(QUOTED PASSAGE):
---------------
Figure 2. Galaxy: Unified Solution for Custom and Cell Based Designs
Design Compiler and IC Compiler work together to enable designers to manage power throughout the design flow. But other products need to stay in tune with any changes to these key tools. For example, each time that the development team introduces new optimizations into Design Compiler and IC Compiler, they need to ensure that they optimize equivalency checking also. As well as accommodating new power optimizations throughout the flow, the same is true for all aspects of test pattern generation.
The Big Picture: Design Flow
Synopsys has made significant progress in improving individual tools and the way they work together. But the bigger picture is the design flow, and that’s why Synopsys has introduced Lynx Design System, a production-ready IC development platform.
Synopsys’ professional services group has been using previous versions of Lynx for a number of years, so this is the result of many years work and as a result it is tapeout-proven.
Lynx Design System is an open environment that supports third-party tools, libraries, and foundries. It includes validated IP, libraries and foundry technology data to accelerate project start. The GUI-based runtime environment simplifies flow configuration, execution, and monitoring, while process-specific tapeout checks and settings improve the quality of foundry handoff.
Figure 3. Lynx Design System
Lynx includes a web-based Management Cockpit that delivers visibility into key design metrics and trends to enable project transparency at all levels. Its Runtime Manager also allows designers to evaluate multiple design scenarios in parallel and its Management Cockpit shows them the results in a simple dashboard.
The standout benefit of Lynx is the way that it enables design teams to systematically capture their learning and improve the design flow. This will make design more productive and predictable, and will lower support costs for the methodology.
Future Bright for Technology
The industry is currently under enormous stress, and can expect to be for the next 12-24 months. That’s one of the reasons why Synopsys is interacting with partners and focusing on how it can help to reduce design costs and increase efficiency.
There are many growth areas for the industry: medical, the Internet, the role of embedded software… The future is bright for technology in general, and silicon technology will take a central role. Synopsys is continuing to invest in R&D and support and is now in a position where it can move forward even faster.
Aart de Geus
Since co-founding Synopsys in 1986, Dr. Aart de Geus has expanded Synopsys from a start-up synthesis enterprise to a world leader in electronic design automation (EDA). As a technology visionary, he is frequently asked to speak on topics related to the electronics industry. As one of the leading experts on logic simulation and logic synthesis, Dr. de Geus was made a Fellow of the Institute of Electrical and Electronics Engineers (IEEE) in January 1999. He was also honored for pioneering the commercial logic synthesis market by being named the third recipient ever to receive the IEEE Circuits and Systems Society Industrial Pioneer Award. In 2002, shortly after transacting the largest merger in EDA history, Dr. de Geus was named CEO of the Year by Electronic Business magazine; and in 2004, Entrepreneur of the Year in IT for Northern California by Ernst & Young. In November 2005, Electronic Business magazine chose Dr. de Geus as one of "The 10 Most Influential Executives." Dr. de Geus is active in the business community as a member of the board of the Silicon Valley Leadership Group (SVLG), TechNet, the Fabless Semiconductor Association (FSA), and as Chairman of the Electronic Design Automation Consortium (EDAC). He is also heavily involved in education for the next generation, having created in 1999 the Synopsys Outreach Foundation, which promotes project-based science and math learning throughout Silicon Valley.
---------------
Data items:
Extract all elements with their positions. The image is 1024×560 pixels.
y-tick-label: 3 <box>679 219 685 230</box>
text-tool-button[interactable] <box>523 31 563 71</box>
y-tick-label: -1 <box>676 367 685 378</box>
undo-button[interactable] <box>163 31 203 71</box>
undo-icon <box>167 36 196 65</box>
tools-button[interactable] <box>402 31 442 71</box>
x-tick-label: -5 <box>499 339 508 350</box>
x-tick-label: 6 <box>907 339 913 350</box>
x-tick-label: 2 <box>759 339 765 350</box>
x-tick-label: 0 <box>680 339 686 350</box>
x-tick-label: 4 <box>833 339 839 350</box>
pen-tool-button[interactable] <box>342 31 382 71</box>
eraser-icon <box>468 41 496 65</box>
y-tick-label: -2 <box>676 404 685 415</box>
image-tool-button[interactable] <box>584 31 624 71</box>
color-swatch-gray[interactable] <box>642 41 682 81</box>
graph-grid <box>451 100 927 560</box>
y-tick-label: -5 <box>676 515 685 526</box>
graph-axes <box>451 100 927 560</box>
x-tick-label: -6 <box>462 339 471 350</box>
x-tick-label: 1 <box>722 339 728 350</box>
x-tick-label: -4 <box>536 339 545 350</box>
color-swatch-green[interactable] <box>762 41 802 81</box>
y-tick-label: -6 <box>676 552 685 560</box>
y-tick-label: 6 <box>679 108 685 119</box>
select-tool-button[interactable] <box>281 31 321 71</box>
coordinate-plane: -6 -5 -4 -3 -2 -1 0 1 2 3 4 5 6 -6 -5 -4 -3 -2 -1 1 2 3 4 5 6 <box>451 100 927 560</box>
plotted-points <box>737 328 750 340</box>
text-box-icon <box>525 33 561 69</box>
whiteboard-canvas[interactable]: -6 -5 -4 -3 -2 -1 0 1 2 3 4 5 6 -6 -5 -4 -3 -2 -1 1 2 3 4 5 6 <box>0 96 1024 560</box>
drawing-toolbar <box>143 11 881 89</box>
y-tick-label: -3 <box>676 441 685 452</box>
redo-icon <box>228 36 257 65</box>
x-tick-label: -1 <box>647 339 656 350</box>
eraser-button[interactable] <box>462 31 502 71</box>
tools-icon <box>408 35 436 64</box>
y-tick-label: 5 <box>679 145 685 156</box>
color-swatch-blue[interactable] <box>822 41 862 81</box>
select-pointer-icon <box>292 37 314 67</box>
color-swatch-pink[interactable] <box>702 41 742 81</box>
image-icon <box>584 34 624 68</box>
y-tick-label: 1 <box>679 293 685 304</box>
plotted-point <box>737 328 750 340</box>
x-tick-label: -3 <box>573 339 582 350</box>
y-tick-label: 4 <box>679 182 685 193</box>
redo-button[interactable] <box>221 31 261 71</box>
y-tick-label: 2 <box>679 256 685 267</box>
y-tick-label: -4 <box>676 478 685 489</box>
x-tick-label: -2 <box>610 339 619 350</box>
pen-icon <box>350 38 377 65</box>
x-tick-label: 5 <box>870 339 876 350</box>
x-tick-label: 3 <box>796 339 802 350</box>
---------------
(PARTS OF THE EXERCISE):
a. Reproduce the Synopsys article's text starting with "The standout benefit" and going on through "forward even faster.".
b. Summarize the Synopsys article in three sentences.

(ANSWERS PER TASK):
a.
The standout benefit of Lynx is the way that it enables design teams to systematically capture their learning and improve the design flow. This will make design more productive and predictable, and will lower support costs for the methodology.
Future Bright for Technology
The industry is currently under enormous stress, and can expect to be for the next 12-24 months. That’s one of the reasons why Synopsys is interacting with partners and focusing on how it can help to reduce design costs and increase efficiency.
There are many growth areas for the industry: medical, the Internet, the role of embedded software… The future is bright for technology in general, and silicon technology will take a central role. Synopsys is continuing to invest in R&D and support and is now in a position where it can move forward even faster.

b. Design Compiler and IC Compiler help designers manage power throughout the design flow, and other products such as equivalency checking and test pattern generation must keep pace with their changes. Synopsys has introduced Lynx Design System, a tapeout-proven, open IC development platform with a GUI-based runtime environment and a web-based Management Cockpit that lets design teams systematically capture their learning and improve the design flow. Although the industry is under enormous stress, Synopsys sees a bright future for technology and continues to invest in R&D, and its co-founder Dr. Aart de Geus has expanded it from a start-up into a world leader in electronic design automation.